■ **Exercise directions**:
Leave out the pictures and repeat the data exactly.
-- Begin --
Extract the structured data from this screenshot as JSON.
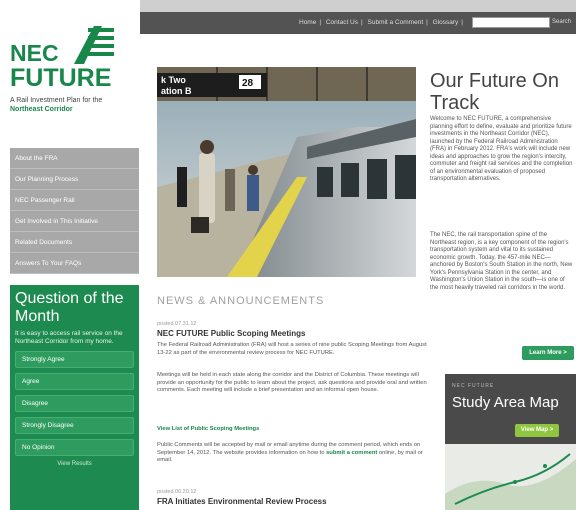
{
  "logo": {
    "line1": "NEC",
    "line2": "FUTURE",
    "tagline_start": "A Rail Investment Plan for the ",
    "tagline_bold": "Northeast Corridor"
  },
  "nav": {
    "items": [
      "About the FRA",
      "Our Planning Process",
      "NEC Passenger Rail",
      "Get Involved in This Initiative",
      "Related Documents",
      "Answers To Your FAQs"
    ]
  },
  "question": {
    "heading": "Question of the Month",
    "text": "It is easy to access rail service on the Northeast Corridor from my home.",
    "options": [
      "Strongly Agree",
      "Agree",
      "Disagree",
      "Strongly Disagree",
      "No Opinion"
    ],
    "view_results": "View Results"
  },
  "topbar": {
    "links": [
      "Home",
      "Contact Us",
      "Submit a Comment",
      "Glossary"
    ],
    "search_label": "Search"
  },
  "hero": {
    "sign_text": "k Two",
    "sign_text2": "ation B",
    "sign_number": "28"
  },
  "intro": {
    "title": "Our Future On Track",
    "para1": "Welcome to NEC FUTURE, a comprehensive planning effort to define, evaluate and prioritize future investments in the Northeast Corridor (NEC), launched by the Federal Railroad Administration (FRA) in February 2012. FRA's work will include new ideas and approaches to grow the region's intercity, commuter and freight rail services and the completion of an environmental evaluation of proposed transportation alternatives.",
    "para2": "The NEC, the rail transportation spine of the Northeast region, is a key component of the region's transportation system and vital to its sustained economic growth. Today, the 457-mile NEC—anchored by Boston's South Station in the north, New York's Pennsylvania Station in the center, and Washington's Union Station in the south—is one of the most heavily traveled rail corridors in the world.",
    "learn_more": "Learn More >"
  },
  "study": {
    "kicker": "NEC FUTURE",
    "title": "Study Area Map",
    "button": "View Map >"
  },
  "news": {
    "heading": "NEWS & ANNOUNCEMENTS",
    "item1_date": "posted 07.31.12",
    "item1_title": "NEC FUTURE Public Scoping Meetings",
    "item1_p1": "The Federal Railroad Administration (FRA) will host a series of nine public Scoping Meetings from August 13-22 as part of the environmental review process for NEC FUTURE.",
    "item1_p2": "Meetings will be held in each state along the corridor and the District of Columbia. These meetings will provide an opportunity for the public to learn about the project, ask questions and provide oral and written comments. Each meeting will include a brief presentation and an informal open house.",
    "item1_link": "View List of Public Scoping Meetings",
    "item1_p3_start": "Public Comments will be accepted by mail or email anytime during the comment period, which ends on September 14, 2012. The website provides information on how to ",
    "item1_p3_link": "submit a comment",
    "item1_p3_end": " online, by mail or email.",
    "item2_date": "posted 06.20.12",
    "item2_title": "FRA Initiates Environmental Review Process"
  },
  "colors": {
    "brand_green": "#17874a",
    "nav_gray": "#a8a8a8",
    "topbar": "#535353"
  }
}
-- End --
■ **Correct output**:
Extract the structured data from this screenshot as JSON.
{
  "logo": {
    "line1": "NEC",
    "line2": "FUTURE",
    "tagline_start": "A Rail Investment Plan for the ",
    "tagline_bold": "Northeast Corridor"
  },
  "nav": {
    "items": [
      "About the FRA",
      "Our Planning Process",
      "NEC Passenger Rail",
      "Get Involved in This Initiative",
      "Related Documents",
      "Answers To Your FAQs"
    ]
  },
  "question": {
    "heading": "Question of the Month",
    "text": "It is easy to access rail service on the Northeast Corridor from my home.",
    "options": [
      "Strongly Agree",
      "Agree",
      "Disagree",
      "Strongly Disagree",
      "No Opinion"
    ],
    "view_results": "View Results"
  },
  "topbar": {
    "links": [
      "Home",
      "Contact Us",
      "Submit a Comment",
      "Glossary"
    ],
    "search_label": "Search"
  },
  "hero": {
    "sign_text": "k Two",
    "sign_text2": "ation B",
    "sign_number": "28"
  },
  "intro": {
    "title": "Our Future On Track",
    "para1": "Welcome to NEC FUTURE, a comprehensive planning effort to define, evaluate and prioritize future investments in the Northeast Corridor (NEC), launched by the Federal Railroad Administration (FRA) in February 2012. FRA's work will include new ideas and approaches to grow the region's intercity, commuter and freight rail services and the completion of an environmental evaluation of proposed transportation alternatives.",
    "para2": "The NEC, the rail transportation spine of the Northeast region, is a key component of the region's transportation system and vital to its sustained economic growth. Today, the 457-mile NEC—anchored by Boston's South Station in the north, New York's Pennsylvania Station in the center, and Washington's Union Station in the south—is one of the most heavily traveled rail corridors in the world.",
    "learn_more": "Learn More >"
  },
  "study": {
    "kicker": "NEC FUTURE",
    "title": "Study Area Map",
    "button": "View Map >"
  },
  "news": {
    "heading": "NEWS & ANNOUNCEMENTS",
    "item1_date": "posted 07.31.12",
    "item1_title": "NEC FUTURE Public Scoping Meetings",
    "item1_p1": "The Federal Railroad Administration (FRA) will host a series of nine public Scoping Meetings from August 13-22 as part of the environmental review process for NEC FUTURE.",
    "item1_p2": "Meetings will be held in each state along the corridor and the District of Columbia. These meetings will provide an opportunity for the public to learn about the project, ask questions and provide oral and written comments. Each meeting will include a brief presentation and an informal open house.",
    "item1_link": "View List of Public Scoping Meetings",
    "item1_p3_start": "Public Comments will be accepted by mail or email anytime during the comment period, which ends on September 14, 2012. The website provides information on how to ",
    "item1_p3_link": "submit a comment",
    "item1_p3_end": " online, by mail or email.",
    "item2_date": "posted 06.20.12",
    "item2_title": "FRA Initiates Environmental Review Process"
  },
  "colors": {
    "brand_green": "#17874a",
    "nav_gray": "#a8a8a8",
    "topbar": "#535353"
  }
}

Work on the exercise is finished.